:: OBJECTIVE ::
Scan the records below for lines with the word "Temperature", then state how many you find and nothing else.

··· INFORMATION GIVEN

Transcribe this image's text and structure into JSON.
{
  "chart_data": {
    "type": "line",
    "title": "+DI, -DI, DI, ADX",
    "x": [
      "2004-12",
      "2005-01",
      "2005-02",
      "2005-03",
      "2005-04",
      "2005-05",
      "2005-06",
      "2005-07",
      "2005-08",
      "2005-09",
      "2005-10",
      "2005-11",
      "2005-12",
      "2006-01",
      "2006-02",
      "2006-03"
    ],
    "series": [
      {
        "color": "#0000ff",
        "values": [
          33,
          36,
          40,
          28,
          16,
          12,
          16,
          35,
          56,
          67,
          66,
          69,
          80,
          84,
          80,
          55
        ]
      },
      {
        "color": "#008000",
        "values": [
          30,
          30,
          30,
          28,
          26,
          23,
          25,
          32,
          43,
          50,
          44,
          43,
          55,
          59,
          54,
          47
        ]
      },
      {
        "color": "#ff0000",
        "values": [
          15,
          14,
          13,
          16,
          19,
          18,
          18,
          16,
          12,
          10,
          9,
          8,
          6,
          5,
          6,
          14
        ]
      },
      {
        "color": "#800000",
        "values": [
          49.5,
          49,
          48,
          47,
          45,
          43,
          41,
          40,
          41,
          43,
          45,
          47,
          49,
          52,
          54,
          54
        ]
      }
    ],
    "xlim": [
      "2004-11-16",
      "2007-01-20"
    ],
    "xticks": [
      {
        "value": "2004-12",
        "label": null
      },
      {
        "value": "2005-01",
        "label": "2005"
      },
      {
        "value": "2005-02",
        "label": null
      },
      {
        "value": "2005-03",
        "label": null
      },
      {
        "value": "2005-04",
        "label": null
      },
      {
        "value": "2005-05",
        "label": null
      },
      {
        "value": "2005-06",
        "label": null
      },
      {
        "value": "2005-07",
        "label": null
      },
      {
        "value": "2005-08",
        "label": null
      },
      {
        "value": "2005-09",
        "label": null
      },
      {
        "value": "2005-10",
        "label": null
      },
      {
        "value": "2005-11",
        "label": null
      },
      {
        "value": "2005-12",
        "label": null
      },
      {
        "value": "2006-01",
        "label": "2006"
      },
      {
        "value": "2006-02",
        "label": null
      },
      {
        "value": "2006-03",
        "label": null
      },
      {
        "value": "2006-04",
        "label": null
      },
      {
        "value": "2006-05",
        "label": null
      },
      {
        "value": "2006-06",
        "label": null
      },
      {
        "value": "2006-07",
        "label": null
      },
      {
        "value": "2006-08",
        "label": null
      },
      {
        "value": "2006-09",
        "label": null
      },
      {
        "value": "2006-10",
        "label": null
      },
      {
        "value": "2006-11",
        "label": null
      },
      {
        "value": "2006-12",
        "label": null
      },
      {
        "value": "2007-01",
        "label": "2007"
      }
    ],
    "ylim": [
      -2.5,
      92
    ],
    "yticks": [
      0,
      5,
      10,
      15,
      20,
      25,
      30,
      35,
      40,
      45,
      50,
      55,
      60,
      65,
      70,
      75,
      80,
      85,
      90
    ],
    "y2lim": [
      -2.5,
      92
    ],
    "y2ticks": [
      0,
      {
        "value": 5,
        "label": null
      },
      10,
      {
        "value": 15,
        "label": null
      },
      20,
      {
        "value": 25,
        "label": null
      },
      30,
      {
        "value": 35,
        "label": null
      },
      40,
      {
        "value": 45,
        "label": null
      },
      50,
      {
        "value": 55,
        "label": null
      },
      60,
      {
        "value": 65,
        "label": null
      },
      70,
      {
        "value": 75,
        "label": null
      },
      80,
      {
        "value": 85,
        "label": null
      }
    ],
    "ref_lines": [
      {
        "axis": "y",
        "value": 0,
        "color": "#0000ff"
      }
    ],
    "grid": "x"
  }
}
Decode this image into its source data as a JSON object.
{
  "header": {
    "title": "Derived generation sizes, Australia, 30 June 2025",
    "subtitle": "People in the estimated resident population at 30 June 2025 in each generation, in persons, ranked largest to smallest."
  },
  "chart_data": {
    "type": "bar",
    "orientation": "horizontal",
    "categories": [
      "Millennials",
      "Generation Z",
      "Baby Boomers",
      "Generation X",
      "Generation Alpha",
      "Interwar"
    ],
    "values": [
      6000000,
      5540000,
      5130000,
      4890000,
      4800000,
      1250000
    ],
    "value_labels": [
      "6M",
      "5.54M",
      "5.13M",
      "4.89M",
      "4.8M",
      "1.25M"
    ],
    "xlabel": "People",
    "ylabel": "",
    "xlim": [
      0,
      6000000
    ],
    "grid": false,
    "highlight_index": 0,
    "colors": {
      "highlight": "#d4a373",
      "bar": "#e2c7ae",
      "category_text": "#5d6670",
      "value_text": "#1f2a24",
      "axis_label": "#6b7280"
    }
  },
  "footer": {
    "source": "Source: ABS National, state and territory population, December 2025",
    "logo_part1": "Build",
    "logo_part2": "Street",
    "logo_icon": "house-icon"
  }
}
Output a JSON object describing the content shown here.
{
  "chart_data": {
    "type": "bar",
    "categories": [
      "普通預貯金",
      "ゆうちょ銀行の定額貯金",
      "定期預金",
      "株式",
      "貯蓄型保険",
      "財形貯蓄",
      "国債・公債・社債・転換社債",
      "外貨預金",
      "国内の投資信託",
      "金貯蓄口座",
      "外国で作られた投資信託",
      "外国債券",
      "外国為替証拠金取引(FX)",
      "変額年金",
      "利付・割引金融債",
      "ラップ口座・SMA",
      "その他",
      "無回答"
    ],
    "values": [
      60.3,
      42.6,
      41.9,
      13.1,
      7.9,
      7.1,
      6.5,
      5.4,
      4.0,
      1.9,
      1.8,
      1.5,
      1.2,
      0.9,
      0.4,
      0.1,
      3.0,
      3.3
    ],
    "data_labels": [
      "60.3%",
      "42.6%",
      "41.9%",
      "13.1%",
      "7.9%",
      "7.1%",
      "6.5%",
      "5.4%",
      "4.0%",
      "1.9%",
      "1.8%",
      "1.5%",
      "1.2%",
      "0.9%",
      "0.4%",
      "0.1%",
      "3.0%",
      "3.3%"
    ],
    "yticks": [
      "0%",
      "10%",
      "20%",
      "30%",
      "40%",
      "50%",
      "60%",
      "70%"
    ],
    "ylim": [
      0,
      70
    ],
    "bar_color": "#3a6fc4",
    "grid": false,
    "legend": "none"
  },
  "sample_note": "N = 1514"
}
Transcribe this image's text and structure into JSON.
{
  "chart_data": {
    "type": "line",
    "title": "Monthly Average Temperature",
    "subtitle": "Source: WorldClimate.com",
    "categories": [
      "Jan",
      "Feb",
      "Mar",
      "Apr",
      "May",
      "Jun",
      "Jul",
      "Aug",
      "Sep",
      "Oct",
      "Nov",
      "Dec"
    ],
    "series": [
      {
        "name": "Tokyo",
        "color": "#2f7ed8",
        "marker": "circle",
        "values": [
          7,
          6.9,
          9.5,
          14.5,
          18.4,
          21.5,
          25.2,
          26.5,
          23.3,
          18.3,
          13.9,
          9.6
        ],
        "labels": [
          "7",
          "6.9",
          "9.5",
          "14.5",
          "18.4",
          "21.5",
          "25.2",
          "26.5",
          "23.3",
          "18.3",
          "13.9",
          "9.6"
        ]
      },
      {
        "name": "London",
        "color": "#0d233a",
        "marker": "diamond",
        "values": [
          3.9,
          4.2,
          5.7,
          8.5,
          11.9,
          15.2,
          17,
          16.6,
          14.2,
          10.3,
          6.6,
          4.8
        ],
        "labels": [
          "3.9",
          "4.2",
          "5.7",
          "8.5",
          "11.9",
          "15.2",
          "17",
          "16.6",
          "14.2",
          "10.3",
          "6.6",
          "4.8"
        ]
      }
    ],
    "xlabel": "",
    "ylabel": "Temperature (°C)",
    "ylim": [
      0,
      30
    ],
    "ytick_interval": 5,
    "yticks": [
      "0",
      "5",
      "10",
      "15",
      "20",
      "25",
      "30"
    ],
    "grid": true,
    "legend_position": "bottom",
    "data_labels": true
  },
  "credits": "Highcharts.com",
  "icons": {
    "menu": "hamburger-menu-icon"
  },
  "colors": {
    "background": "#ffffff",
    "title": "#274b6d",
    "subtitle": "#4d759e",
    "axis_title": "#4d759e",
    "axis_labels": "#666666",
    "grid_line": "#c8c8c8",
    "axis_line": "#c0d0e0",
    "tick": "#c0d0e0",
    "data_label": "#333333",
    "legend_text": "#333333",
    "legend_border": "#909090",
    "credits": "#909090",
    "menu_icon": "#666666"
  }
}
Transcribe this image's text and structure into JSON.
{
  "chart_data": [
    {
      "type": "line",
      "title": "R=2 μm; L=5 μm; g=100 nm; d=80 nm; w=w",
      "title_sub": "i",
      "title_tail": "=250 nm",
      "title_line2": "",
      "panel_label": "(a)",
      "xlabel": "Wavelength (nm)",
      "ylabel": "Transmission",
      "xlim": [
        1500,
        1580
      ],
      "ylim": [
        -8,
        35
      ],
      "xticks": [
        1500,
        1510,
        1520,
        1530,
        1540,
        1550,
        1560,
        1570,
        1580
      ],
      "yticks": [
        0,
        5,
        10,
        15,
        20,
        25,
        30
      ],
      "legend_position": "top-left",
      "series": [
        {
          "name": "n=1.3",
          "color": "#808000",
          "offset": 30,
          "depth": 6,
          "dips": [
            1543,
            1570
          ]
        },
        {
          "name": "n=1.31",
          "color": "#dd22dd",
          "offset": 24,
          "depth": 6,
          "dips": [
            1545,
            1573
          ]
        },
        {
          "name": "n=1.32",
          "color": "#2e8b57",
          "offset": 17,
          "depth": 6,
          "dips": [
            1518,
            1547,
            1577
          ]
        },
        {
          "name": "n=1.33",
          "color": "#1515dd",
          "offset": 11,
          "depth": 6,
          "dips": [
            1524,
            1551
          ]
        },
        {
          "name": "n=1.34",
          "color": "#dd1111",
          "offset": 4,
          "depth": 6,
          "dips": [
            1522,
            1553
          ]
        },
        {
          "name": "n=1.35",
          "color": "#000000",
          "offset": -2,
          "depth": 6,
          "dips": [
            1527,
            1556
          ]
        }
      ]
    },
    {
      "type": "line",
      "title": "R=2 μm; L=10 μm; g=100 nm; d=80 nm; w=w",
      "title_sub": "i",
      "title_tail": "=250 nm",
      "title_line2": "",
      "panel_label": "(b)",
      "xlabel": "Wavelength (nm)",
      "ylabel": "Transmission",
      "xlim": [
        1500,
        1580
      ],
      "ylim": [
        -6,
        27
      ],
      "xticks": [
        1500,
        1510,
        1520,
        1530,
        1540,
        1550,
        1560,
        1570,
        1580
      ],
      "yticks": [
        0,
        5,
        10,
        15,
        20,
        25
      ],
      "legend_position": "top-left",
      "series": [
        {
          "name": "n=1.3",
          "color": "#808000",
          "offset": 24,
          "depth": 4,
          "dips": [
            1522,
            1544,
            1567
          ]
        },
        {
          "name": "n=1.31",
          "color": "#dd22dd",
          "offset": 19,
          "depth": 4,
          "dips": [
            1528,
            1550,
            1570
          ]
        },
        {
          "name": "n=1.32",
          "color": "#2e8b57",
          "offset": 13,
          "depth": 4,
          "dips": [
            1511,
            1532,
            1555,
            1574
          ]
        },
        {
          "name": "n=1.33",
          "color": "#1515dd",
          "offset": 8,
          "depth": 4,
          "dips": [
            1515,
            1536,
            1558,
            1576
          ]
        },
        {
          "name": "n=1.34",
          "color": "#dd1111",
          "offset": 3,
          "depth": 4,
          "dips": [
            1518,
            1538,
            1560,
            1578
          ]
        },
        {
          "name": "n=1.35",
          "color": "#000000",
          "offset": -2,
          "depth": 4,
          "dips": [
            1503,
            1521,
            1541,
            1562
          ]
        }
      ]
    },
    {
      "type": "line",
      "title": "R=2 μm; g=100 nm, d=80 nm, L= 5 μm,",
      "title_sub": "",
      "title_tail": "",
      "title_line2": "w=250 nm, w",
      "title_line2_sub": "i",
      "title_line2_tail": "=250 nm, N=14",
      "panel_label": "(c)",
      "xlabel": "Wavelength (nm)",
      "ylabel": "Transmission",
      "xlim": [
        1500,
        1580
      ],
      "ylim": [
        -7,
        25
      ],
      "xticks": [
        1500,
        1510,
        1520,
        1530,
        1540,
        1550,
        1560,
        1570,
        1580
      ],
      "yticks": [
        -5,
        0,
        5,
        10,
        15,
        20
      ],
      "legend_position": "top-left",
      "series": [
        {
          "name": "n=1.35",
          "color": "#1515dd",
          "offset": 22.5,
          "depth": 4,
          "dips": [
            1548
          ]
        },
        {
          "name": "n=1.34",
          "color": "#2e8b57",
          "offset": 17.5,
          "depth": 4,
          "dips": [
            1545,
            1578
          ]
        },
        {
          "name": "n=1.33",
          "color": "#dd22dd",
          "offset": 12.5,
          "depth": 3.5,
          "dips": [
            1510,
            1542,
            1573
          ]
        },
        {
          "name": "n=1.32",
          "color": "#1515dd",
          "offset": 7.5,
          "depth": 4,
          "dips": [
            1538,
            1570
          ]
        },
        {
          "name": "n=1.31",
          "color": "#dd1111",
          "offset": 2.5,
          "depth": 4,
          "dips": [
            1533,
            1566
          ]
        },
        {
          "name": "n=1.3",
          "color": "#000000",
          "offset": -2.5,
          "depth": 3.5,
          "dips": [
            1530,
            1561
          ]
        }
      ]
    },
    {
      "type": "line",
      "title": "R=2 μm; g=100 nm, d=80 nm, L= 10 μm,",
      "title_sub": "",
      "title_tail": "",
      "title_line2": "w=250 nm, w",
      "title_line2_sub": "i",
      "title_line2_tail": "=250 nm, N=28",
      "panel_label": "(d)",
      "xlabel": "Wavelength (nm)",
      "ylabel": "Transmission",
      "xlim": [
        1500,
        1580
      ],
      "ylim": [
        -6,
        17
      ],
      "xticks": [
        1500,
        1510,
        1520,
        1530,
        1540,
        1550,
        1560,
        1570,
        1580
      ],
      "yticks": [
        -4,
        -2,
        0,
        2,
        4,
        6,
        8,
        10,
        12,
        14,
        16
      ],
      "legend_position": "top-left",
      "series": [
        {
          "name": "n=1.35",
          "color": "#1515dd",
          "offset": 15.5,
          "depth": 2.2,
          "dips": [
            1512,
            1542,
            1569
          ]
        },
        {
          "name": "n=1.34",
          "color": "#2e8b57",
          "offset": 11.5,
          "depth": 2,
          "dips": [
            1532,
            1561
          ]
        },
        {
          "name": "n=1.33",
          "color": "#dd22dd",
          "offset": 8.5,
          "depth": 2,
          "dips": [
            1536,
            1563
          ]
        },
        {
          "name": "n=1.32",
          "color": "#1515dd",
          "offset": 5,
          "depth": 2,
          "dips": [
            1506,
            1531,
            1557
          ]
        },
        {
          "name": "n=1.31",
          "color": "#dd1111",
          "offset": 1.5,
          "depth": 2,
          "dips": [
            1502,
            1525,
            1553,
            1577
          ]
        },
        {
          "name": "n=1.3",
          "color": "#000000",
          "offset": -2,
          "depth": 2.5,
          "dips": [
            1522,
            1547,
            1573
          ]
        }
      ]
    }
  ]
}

······

:: TASK RESPONSE ::
2